▸ **MATERIAL TO PROCESS**
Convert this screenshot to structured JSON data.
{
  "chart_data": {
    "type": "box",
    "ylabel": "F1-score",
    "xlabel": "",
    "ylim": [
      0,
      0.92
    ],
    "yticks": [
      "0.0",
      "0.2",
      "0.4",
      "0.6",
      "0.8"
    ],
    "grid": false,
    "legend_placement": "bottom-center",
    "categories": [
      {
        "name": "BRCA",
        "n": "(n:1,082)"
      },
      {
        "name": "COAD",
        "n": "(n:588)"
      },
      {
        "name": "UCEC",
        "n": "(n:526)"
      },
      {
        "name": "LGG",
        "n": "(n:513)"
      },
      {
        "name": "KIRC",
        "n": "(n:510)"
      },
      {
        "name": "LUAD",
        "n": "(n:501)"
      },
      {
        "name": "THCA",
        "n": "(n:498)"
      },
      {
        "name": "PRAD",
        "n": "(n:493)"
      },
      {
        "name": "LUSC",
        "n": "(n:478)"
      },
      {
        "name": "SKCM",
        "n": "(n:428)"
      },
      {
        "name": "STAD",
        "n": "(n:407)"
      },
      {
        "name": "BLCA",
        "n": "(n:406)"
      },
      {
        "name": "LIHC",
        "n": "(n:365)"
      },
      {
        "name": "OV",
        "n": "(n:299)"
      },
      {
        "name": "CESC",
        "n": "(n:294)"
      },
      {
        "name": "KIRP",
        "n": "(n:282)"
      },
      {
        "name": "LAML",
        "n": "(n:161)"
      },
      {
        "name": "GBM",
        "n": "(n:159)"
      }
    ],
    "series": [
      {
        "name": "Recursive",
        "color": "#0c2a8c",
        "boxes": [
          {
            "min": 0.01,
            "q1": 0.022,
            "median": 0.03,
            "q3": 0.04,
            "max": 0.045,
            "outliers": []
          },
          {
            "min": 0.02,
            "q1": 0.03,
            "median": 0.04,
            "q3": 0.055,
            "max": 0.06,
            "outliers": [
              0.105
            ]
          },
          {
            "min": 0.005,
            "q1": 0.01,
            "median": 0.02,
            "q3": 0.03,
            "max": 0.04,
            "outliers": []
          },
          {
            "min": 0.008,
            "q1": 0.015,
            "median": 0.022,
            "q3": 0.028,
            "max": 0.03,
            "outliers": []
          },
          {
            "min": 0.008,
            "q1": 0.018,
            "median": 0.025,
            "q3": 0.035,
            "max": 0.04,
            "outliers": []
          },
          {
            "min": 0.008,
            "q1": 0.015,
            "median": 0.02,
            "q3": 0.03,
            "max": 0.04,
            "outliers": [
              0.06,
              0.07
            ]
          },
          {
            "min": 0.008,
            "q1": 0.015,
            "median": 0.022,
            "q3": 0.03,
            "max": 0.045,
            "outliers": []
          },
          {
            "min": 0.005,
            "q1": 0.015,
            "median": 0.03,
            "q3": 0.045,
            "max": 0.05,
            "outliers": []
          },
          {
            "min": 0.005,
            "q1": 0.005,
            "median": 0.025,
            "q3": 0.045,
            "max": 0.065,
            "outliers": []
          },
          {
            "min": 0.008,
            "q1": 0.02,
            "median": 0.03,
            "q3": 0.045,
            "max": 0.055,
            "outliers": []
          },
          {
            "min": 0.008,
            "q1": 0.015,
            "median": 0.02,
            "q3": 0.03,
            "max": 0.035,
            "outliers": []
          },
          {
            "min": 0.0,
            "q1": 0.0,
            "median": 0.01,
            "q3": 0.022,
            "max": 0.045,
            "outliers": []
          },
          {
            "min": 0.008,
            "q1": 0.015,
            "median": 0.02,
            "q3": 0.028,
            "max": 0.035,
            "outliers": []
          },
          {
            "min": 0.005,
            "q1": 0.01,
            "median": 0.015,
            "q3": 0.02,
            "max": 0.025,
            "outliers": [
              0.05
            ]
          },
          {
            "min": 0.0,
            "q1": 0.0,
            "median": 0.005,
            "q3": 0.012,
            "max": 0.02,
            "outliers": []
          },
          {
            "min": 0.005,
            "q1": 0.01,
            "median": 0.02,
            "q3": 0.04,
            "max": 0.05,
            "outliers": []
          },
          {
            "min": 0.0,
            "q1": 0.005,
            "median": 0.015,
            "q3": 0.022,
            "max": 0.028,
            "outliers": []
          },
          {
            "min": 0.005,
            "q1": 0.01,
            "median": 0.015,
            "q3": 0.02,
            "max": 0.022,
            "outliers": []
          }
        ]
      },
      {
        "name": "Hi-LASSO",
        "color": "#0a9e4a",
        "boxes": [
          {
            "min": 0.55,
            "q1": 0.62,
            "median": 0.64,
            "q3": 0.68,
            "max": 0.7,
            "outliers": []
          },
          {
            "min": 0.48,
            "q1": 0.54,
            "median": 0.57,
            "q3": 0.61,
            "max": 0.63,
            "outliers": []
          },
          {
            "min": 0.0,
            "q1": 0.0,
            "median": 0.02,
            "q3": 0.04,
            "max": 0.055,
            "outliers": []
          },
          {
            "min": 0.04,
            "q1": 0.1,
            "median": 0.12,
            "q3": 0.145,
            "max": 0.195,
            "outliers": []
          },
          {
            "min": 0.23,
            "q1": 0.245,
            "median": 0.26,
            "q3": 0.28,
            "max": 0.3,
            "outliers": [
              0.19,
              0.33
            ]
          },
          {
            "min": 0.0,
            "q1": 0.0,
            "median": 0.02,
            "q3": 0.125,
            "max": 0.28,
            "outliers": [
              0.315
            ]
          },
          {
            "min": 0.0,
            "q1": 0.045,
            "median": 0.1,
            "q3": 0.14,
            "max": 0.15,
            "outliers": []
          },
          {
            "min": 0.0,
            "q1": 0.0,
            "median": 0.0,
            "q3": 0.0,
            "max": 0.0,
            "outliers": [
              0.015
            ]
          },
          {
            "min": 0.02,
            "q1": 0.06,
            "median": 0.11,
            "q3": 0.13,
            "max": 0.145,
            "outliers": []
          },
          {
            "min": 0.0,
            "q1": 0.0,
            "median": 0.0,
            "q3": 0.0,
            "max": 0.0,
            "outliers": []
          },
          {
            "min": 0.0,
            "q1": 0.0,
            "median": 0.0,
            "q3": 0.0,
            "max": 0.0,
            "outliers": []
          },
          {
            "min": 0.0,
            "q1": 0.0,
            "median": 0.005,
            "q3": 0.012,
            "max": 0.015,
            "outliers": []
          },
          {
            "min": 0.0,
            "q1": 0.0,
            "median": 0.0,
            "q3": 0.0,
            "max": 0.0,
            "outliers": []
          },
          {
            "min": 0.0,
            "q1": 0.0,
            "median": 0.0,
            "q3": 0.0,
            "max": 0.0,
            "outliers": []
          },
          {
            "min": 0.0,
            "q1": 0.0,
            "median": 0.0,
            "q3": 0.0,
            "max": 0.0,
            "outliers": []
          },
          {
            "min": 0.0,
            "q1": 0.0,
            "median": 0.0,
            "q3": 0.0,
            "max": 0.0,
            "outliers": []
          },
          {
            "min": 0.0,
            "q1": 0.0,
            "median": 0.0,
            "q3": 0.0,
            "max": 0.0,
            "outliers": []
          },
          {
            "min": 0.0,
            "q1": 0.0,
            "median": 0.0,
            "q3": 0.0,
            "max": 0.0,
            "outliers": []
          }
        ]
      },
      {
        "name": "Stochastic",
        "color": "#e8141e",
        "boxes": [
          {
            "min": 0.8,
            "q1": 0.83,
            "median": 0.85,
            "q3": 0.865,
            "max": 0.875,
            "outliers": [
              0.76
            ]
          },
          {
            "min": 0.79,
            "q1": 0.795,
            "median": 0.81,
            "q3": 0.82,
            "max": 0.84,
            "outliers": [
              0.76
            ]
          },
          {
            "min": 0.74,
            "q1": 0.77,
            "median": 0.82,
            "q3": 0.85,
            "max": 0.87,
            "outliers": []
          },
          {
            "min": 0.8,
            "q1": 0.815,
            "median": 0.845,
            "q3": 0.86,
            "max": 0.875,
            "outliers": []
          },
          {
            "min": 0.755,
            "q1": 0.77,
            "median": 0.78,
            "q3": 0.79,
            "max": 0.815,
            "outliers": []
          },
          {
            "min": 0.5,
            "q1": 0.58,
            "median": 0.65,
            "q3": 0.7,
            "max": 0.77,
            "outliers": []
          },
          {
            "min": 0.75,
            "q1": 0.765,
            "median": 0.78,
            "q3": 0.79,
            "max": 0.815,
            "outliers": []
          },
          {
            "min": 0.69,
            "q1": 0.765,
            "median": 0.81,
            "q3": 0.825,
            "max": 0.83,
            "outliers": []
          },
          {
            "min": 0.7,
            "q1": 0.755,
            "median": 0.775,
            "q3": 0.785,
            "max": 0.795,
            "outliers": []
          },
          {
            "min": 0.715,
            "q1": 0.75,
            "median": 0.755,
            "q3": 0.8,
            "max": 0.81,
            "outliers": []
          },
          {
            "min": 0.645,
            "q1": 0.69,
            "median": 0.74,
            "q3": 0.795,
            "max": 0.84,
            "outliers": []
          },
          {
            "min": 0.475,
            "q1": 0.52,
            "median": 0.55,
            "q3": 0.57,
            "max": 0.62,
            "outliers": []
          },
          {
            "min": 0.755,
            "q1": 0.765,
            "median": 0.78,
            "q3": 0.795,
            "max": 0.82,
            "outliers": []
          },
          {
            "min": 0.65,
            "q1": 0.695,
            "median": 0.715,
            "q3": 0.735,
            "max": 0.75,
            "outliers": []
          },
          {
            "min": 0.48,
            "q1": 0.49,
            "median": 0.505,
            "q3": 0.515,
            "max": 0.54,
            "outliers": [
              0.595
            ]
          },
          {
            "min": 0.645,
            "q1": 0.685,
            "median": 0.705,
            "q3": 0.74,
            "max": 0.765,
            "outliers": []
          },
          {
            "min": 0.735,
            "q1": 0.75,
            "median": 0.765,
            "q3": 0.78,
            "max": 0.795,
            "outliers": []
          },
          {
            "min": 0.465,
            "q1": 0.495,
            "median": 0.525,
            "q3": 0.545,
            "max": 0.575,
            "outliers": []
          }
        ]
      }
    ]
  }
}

▸ **STATED PROBLEM**
Find and copy each line above that includes the string "color".

▸ **FULL SOLUTION**
        "color": "#0c2a8c",
        "color": "#0a9e4a",
        "color": "#e8141e",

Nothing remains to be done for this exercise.